TASK DESCRIPTION
Scan the following material for the string "value" and copy each line in which it appears.

ENTRIES PROVIDED
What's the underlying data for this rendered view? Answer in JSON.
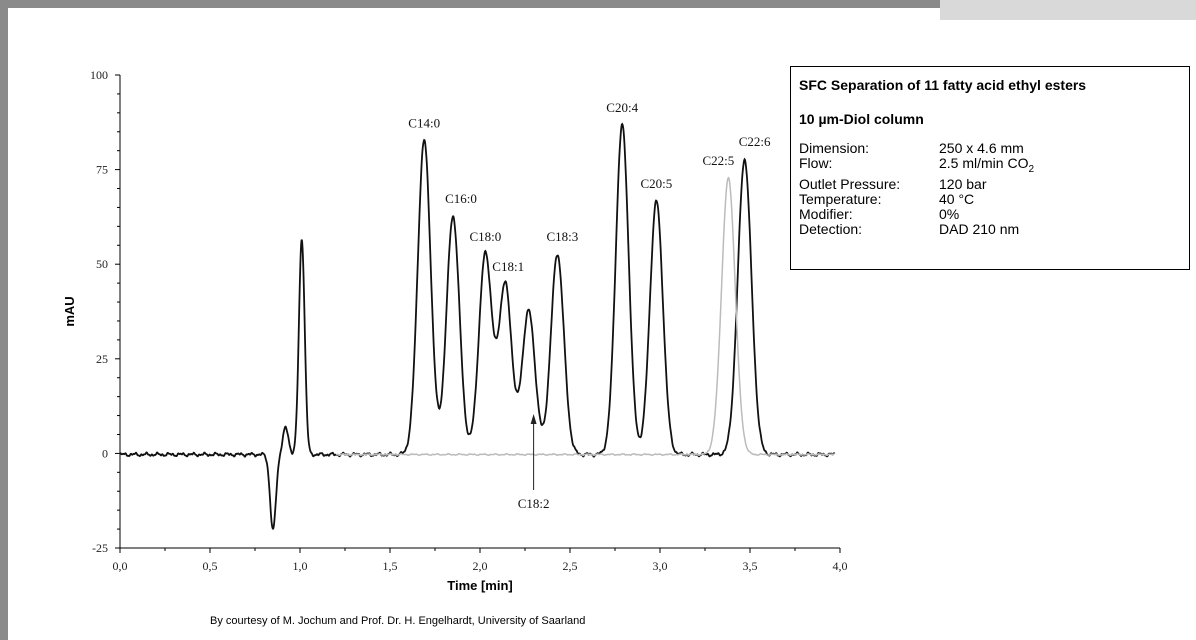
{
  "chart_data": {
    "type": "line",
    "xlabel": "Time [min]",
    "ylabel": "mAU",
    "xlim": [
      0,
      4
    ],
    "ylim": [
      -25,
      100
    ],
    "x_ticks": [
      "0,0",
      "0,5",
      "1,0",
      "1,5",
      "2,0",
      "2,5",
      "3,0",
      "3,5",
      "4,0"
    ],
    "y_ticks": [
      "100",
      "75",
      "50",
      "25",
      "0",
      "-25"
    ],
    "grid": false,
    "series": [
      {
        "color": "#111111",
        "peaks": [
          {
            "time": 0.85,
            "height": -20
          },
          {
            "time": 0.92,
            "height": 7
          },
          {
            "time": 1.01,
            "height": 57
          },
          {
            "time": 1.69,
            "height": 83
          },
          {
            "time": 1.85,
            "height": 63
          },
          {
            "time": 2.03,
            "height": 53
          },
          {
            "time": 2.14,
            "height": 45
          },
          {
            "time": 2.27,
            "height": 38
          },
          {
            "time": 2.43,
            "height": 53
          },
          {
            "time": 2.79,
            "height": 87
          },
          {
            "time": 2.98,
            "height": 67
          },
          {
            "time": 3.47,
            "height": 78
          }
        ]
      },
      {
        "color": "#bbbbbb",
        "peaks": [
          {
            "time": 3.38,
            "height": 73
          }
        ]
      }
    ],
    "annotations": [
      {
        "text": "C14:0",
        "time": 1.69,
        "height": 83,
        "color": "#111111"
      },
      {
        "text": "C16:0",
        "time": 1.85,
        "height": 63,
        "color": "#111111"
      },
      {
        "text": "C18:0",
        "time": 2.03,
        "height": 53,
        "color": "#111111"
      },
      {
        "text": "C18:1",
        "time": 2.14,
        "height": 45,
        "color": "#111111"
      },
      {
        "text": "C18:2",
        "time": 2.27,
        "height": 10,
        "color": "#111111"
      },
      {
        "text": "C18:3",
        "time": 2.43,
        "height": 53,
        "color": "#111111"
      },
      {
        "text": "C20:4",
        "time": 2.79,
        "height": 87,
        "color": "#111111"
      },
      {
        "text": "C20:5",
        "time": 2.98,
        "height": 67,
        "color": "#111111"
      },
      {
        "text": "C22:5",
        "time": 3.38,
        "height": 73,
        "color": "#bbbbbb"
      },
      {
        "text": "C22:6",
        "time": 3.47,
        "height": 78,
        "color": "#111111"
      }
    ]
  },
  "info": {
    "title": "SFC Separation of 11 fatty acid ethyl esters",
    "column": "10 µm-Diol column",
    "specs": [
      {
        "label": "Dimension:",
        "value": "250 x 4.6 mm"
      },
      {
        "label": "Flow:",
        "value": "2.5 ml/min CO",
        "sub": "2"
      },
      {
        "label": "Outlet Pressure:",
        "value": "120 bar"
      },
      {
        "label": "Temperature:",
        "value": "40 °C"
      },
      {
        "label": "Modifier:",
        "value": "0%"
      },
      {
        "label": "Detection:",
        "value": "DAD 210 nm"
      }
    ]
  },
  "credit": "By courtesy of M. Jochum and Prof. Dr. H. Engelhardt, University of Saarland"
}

TASK SOLUTION
        "value": "250 x 4.6 mm"
        "value": "2.5 ml/min CO",
        "value": "120 bar"
        "value": "40 °C"
        "value": "0%"
        "value": "DAD 210 nm"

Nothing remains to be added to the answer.